Problem: Read the lines that follow and pick out every one containing the word "Training".

··········

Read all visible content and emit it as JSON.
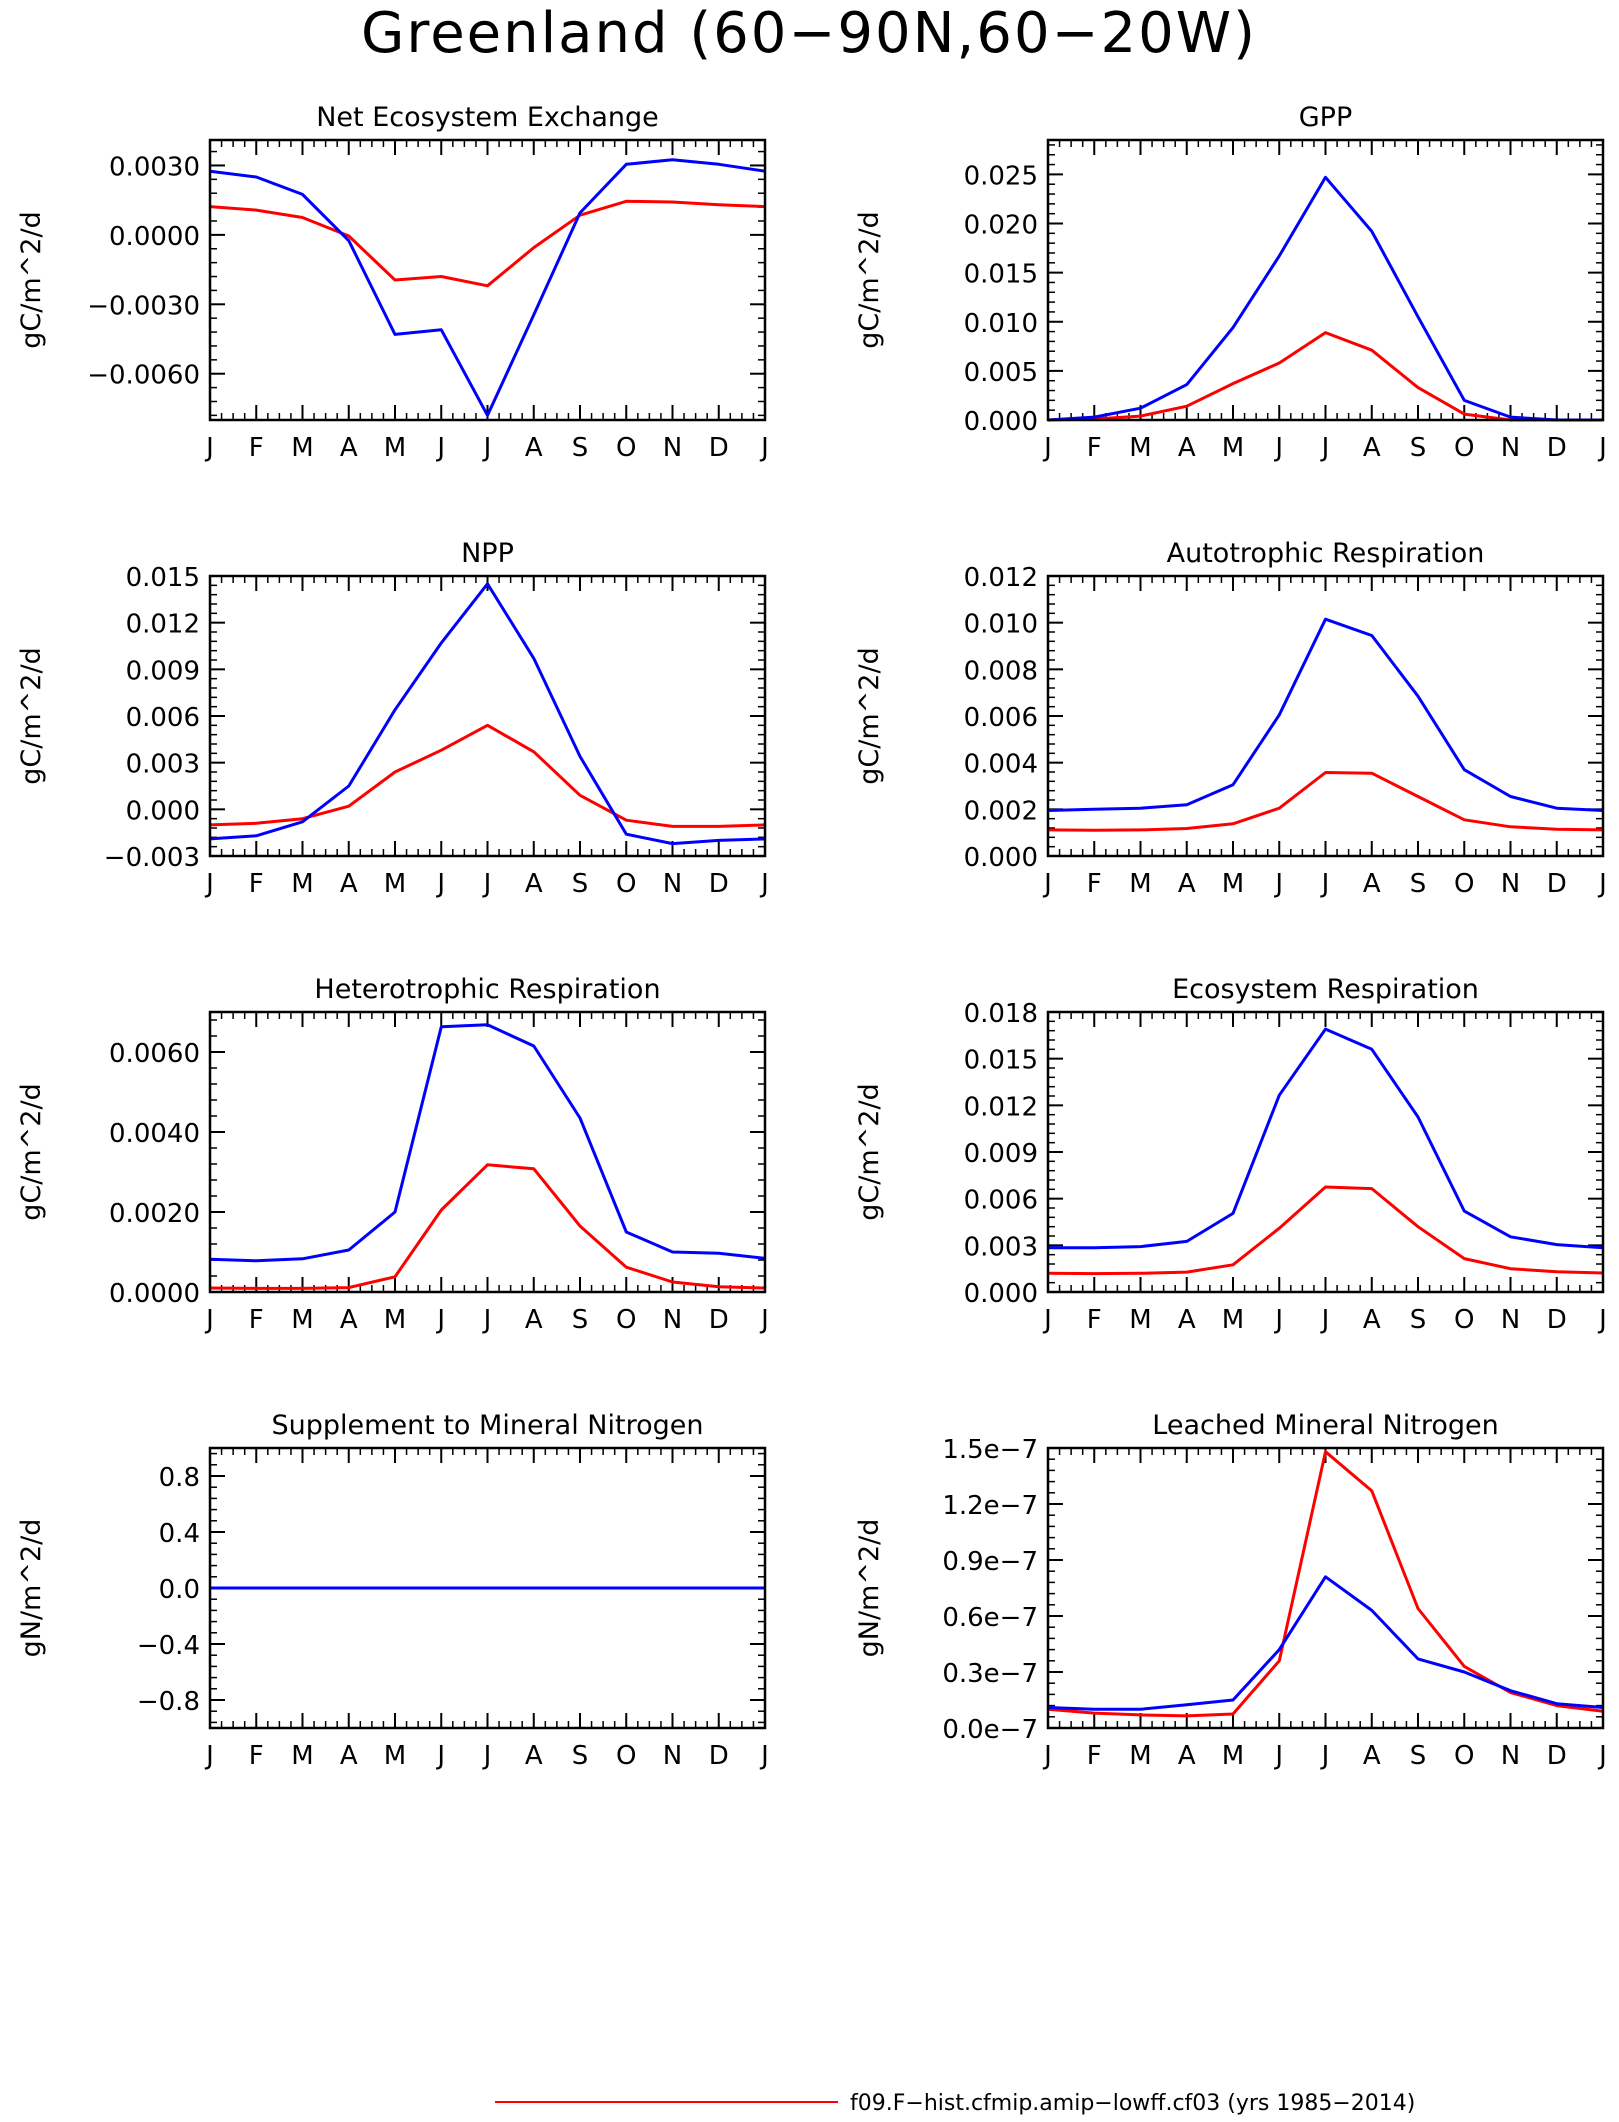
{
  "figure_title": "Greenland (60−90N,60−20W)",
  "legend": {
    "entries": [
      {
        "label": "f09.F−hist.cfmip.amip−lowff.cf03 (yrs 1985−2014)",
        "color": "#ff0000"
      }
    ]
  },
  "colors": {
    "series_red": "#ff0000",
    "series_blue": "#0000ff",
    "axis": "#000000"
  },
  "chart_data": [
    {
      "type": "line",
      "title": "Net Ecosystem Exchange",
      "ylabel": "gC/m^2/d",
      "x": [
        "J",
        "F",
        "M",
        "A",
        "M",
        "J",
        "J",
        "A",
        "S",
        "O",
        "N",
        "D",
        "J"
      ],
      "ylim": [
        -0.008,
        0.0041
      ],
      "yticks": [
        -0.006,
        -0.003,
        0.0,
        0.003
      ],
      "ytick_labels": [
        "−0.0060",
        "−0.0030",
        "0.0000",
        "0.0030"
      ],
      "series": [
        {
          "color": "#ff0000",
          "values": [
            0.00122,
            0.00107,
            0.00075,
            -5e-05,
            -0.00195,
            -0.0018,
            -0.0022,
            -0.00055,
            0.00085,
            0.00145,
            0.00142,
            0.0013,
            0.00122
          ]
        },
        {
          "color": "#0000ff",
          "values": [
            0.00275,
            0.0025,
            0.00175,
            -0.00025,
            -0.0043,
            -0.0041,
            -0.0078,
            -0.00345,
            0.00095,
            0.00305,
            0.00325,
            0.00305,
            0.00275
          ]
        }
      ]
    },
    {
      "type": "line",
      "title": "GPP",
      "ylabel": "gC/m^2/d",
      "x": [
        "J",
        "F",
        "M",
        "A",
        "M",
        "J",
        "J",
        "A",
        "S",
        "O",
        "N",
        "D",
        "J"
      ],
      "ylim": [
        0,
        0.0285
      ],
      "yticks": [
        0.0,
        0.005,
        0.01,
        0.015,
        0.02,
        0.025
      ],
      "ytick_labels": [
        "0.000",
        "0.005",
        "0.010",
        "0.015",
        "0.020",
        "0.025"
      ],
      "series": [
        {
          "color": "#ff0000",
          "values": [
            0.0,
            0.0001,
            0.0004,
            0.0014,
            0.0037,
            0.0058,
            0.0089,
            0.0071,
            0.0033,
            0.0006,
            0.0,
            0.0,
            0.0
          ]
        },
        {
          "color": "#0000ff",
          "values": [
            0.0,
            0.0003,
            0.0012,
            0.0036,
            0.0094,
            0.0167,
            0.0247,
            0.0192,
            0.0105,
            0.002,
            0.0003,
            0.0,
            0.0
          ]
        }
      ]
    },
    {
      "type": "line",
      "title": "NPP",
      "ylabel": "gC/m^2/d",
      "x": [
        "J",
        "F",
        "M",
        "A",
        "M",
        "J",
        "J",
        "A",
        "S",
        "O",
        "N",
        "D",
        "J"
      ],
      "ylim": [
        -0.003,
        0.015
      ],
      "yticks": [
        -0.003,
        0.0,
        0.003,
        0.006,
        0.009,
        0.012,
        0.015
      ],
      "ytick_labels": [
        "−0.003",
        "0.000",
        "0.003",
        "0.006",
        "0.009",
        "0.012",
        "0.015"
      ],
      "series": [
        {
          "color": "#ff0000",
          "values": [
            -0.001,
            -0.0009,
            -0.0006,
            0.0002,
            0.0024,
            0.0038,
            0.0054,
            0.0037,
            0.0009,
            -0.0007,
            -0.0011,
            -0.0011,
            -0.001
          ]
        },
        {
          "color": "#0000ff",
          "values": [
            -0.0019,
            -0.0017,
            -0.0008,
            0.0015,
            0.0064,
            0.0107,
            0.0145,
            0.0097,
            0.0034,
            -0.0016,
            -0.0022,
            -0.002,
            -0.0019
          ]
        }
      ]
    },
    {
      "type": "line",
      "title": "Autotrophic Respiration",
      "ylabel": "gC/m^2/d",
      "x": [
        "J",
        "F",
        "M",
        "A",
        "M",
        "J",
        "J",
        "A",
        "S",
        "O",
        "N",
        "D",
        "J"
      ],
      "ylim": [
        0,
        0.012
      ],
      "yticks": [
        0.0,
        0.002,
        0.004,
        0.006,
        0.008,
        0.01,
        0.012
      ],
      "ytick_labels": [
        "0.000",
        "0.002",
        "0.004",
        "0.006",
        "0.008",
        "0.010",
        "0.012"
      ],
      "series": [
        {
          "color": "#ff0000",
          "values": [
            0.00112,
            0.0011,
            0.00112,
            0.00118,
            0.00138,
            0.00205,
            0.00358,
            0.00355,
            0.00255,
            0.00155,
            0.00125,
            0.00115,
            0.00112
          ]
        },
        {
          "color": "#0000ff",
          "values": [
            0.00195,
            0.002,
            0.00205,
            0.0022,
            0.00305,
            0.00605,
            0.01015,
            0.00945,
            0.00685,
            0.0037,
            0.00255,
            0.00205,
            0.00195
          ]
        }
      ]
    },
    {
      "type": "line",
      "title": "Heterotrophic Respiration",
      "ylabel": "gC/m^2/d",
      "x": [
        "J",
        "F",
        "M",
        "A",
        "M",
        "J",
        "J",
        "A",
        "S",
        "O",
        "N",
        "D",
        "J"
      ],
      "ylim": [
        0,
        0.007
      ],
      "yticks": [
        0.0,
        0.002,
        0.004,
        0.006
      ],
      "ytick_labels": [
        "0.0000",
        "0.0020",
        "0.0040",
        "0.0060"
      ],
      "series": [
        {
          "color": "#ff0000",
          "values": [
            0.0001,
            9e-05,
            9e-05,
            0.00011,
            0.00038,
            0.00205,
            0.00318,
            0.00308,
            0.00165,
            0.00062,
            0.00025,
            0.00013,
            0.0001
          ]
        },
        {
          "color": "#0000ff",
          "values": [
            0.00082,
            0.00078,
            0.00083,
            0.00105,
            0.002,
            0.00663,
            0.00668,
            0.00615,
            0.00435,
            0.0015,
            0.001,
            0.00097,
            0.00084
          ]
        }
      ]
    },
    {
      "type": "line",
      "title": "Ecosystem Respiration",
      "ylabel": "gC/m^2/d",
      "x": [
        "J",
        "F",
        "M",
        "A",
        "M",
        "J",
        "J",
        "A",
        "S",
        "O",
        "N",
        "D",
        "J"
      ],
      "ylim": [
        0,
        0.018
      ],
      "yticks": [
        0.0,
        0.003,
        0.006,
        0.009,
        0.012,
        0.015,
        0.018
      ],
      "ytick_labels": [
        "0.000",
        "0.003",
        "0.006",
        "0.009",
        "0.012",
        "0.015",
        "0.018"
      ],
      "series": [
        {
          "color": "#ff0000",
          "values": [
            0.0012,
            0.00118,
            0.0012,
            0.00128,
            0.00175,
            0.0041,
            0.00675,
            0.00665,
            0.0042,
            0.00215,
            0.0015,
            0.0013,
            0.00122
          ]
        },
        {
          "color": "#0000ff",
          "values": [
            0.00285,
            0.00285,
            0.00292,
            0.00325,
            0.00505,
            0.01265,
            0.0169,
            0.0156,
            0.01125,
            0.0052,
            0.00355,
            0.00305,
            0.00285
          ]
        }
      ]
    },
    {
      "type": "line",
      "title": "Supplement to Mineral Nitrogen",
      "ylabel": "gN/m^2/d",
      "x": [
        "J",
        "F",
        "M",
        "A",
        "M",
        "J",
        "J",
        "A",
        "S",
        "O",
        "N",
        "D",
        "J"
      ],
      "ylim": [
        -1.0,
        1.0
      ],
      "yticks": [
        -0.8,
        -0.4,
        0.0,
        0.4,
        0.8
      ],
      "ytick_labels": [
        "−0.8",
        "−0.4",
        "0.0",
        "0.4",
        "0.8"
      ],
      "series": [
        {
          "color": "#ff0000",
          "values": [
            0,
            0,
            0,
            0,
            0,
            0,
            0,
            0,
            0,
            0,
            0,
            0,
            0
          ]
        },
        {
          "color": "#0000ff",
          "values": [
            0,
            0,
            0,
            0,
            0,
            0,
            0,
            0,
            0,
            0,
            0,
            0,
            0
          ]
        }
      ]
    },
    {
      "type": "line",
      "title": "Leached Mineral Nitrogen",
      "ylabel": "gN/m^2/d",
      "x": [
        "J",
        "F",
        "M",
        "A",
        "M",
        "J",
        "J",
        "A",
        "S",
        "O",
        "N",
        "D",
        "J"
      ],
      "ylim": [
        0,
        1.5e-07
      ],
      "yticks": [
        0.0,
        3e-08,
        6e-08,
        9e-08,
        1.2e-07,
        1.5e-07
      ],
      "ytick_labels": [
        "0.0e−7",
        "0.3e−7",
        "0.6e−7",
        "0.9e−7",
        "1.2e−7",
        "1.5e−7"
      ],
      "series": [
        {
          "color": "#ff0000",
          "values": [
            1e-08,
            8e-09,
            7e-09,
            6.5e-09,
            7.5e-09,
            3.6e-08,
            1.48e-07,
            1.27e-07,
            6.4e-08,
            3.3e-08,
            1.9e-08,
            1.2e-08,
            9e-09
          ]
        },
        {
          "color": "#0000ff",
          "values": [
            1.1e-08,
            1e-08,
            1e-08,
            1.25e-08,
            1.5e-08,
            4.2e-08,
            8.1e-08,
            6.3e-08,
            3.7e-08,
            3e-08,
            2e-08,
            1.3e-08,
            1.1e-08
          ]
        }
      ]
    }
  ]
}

··········

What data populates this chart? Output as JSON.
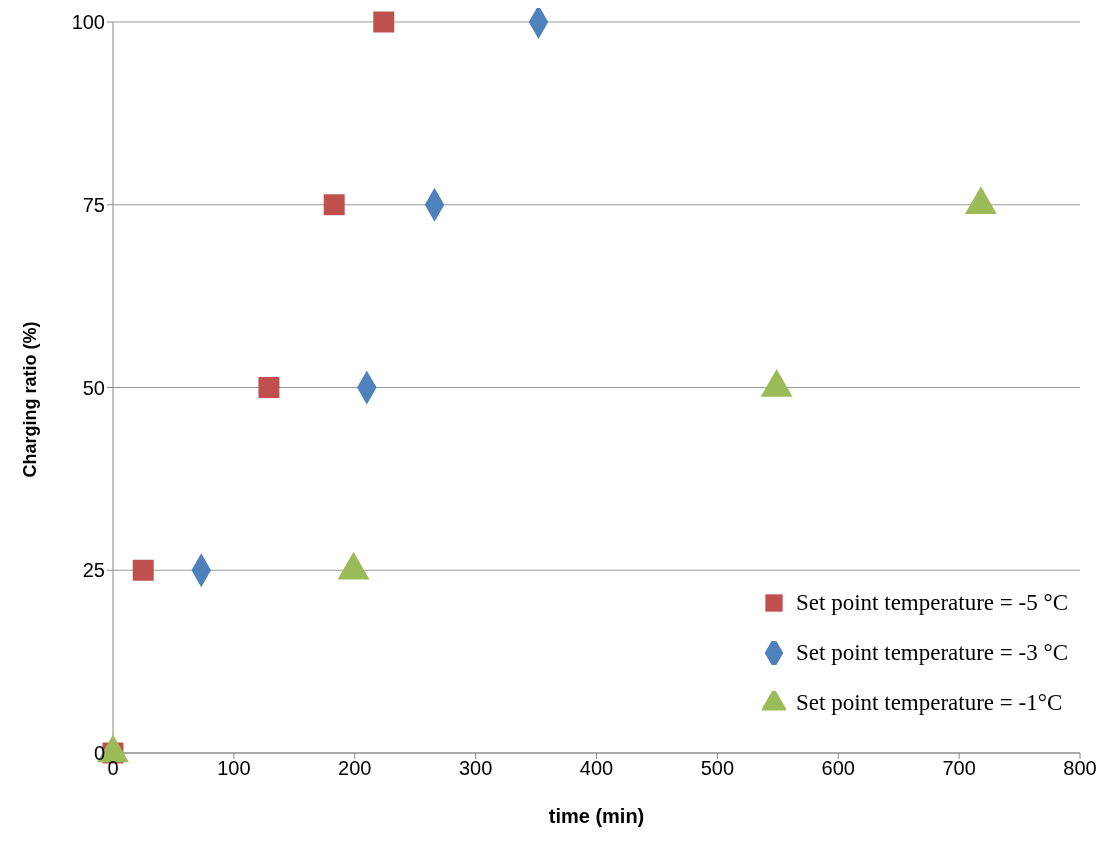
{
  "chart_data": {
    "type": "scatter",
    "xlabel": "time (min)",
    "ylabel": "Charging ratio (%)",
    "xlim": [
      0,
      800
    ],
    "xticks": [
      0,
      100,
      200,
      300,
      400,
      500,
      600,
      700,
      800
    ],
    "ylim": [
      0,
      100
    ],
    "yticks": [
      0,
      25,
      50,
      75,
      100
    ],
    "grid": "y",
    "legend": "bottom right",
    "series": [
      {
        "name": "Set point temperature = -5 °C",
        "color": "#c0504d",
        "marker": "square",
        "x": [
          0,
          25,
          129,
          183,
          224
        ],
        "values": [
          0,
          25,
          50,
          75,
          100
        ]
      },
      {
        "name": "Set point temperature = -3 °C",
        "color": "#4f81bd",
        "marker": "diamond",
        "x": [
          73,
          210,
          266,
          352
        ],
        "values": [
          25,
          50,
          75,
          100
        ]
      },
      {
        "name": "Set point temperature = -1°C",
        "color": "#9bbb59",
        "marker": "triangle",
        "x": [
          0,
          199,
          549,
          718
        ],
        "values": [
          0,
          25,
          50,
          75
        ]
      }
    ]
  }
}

··········

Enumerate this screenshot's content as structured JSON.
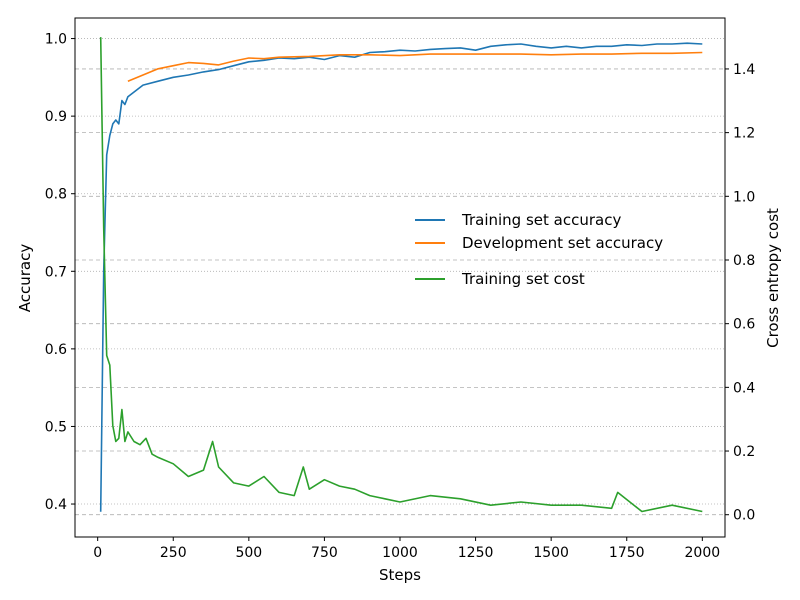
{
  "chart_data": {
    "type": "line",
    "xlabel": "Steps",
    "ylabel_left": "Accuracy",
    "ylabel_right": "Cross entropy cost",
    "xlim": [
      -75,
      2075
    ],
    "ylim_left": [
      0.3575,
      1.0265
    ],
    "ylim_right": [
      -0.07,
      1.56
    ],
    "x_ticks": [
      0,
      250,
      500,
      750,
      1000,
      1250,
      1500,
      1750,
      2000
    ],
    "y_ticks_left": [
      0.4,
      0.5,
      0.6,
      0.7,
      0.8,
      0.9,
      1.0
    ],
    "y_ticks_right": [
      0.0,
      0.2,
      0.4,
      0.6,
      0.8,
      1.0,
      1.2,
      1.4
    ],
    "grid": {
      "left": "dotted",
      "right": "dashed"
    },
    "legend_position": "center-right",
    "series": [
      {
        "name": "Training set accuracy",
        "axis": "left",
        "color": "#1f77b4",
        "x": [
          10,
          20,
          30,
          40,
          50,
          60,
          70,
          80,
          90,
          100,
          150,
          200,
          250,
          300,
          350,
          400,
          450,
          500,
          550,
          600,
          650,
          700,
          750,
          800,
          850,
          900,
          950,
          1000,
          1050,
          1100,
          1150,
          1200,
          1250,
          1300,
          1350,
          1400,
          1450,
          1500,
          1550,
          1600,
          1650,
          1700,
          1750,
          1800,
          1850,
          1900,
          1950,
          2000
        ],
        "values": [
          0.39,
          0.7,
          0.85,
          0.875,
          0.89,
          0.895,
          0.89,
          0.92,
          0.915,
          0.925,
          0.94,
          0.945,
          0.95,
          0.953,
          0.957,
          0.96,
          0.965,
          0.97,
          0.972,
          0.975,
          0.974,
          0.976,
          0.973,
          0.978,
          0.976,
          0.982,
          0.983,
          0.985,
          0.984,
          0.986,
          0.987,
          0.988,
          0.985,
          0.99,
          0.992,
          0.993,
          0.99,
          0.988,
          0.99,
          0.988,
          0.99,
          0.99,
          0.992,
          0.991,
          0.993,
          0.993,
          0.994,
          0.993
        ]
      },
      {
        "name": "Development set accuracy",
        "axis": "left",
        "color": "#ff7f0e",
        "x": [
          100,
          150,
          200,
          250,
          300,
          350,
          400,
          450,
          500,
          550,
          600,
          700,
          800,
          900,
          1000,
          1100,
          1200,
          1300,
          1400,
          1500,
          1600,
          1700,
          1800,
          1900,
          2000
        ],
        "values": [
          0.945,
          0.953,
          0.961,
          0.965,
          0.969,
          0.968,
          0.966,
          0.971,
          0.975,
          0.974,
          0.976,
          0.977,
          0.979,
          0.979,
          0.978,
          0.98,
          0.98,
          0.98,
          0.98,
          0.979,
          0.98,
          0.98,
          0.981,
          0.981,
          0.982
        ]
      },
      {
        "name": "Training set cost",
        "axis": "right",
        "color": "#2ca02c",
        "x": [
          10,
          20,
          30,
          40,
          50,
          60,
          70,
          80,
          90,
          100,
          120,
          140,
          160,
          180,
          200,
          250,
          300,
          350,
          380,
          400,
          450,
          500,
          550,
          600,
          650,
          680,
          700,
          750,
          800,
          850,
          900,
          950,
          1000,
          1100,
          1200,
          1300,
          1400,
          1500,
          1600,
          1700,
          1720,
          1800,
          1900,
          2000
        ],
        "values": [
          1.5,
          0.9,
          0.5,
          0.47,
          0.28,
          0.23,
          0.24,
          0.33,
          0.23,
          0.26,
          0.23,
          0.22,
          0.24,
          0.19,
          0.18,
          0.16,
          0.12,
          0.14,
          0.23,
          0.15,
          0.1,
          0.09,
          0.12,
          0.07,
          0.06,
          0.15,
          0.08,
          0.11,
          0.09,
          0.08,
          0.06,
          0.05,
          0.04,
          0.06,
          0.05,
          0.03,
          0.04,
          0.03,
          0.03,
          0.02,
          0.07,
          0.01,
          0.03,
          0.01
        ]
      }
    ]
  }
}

··········

Task result:
        "name": "Training set accuracy",
        "name": "Training set cost",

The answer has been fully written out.